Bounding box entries
╭──
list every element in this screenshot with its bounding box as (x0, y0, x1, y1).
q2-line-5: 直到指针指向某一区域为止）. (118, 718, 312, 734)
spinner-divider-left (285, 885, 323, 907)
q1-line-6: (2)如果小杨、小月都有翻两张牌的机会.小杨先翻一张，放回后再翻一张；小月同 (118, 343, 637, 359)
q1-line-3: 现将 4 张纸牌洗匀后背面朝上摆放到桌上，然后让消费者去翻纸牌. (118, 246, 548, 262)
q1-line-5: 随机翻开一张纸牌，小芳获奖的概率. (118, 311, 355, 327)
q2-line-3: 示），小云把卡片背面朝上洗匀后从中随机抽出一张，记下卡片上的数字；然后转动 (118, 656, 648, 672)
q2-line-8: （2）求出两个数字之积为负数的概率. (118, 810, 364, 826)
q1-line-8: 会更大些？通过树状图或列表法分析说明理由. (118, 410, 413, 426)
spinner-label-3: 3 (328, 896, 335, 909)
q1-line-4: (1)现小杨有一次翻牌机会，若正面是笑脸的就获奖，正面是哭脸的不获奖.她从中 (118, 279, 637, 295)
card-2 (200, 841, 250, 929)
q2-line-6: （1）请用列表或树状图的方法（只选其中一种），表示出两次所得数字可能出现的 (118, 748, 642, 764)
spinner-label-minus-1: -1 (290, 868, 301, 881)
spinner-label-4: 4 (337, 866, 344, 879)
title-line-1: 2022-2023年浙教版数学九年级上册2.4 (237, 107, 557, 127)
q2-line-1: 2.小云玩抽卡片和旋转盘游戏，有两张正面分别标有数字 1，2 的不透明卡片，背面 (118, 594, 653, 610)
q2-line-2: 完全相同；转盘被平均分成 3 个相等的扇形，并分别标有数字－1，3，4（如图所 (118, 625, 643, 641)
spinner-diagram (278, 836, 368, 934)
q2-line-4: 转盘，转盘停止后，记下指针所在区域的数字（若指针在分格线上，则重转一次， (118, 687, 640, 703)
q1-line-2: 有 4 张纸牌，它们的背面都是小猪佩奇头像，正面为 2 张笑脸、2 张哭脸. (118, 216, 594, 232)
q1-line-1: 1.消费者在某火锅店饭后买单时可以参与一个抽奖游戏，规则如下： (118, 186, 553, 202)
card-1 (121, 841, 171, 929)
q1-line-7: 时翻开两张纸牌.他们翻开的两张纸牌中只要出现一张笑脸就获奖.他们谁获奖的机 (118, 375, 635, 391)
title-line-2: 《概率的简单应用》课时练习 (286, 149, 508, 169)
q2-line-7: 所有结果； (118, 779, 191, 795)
╰──
→ PROBLEM TO SOLVE: Express every line of the material above as a JSON list of strings, one string per line, leaving out blank lines.

→ FINISHED ANSWER:
[
  "list every element in this screenshot with its bounding box as (x0, y0, x1, y1).",
  "q2-line-5: 直到指针指向某一区域为止）. (118, 718, 312, 734)",
  "spinner-divider-left (285, 885, 323, 907)",
  "q1-line-6: (2)如果小杨、小月都有翻两张牌的机会.小杨先翻一张，放回后再翻一张；小月同 (118, 343, 637, 359)",
  "q1-line-3: 现将 4 张纸牌洗匀后背面朝上摆放到桌上，然后让消费者去翻纸牌. (118, 246, 548, 262)",
  "q1-line-5: 随机翻开一张纸牌，小芳获奖的概率. (118, 311, 355, 327)",
  "q2-line-3: 示），小云把卡片背面朝上洗匀后从中随机抽出一张，记下卡片上的数字；然后转动 (118, 656, 648, 672)",
  "q2-line-8: （2）求出两个数字之积为负数的概率. (118, 810, 364, 826)",
  "q1-line-8: 会更大些？通过树状图或列表法分析说明理由. (118, 410, 413, 426)",
  "spinner-label-3: 3 (328, 896, 335, 909)",
  "q1-line-4: (1)现小杨有一次翻牌机会，若正面是笑脸的就获奖，正面是哭脸的不获奖.她从中 (118, 279, 637, 295)",
  "card-2 (200, 841, 250, 929)",
  "q2-line-6: （1）请用列表或树状图的方法（只选其中一种），表示出两次所得数字可能出现的 (118, 748, 642, 764)",
  "spinner-label-minus-1: -1 (290, 868, 301, 881)",
  "spinner-label-4: 4 (337, 866, 344, 879)",
  "title-line-1: 2022-2023年浙教版数学九年级上册2.4 (237, 107, 557, 127)",
  "q2-line-1: 2.小云玩抽卡片和旋转盘游戏，有两张正面分别标有数字 1，2 的不透明卡片，背面 (118, 594, 653, 610)",
  "q2-line-2: 完全相同；转盘被平均分成 3 个相等的扇形，并分别标有数字－1，3，4（如图所 (118, 625, 643, 641)",
  "spinner-diagram (278, 836, 368, 934)",
  "q2-line-4: 转盘，转盘停止后，记下指针所在区域的数字（若指针在分格线上，则重转一次， (118, 687, 640, 703)",
  "q1-line-2: 有 4 张纸牌，它们的背面都是小猪佩奇头像，正面为 2 张笑脸、2 张哭脸. (118, 216, 594, 232)",
  "q1-line-1: 1.消费者在某火锅店饭后买单时可以参与一个抽奖游戏，规则如下： (118, 186, 553, 202)",
  "card-1 (121, 841, 171, 929)",
  "q1-line-7: 时翻开两张纸牌.他们翻开的两张纸牌中只要出现一张笑脸就获奖.他们谁获奖的机 (118, 375, 635, 391)",
  "title-line-2: 《概率的简单应用》课时练习 (286, 149, 508, 169)",
  "q2-line-7: 所有结果； (118, 779, 191, 795)"
]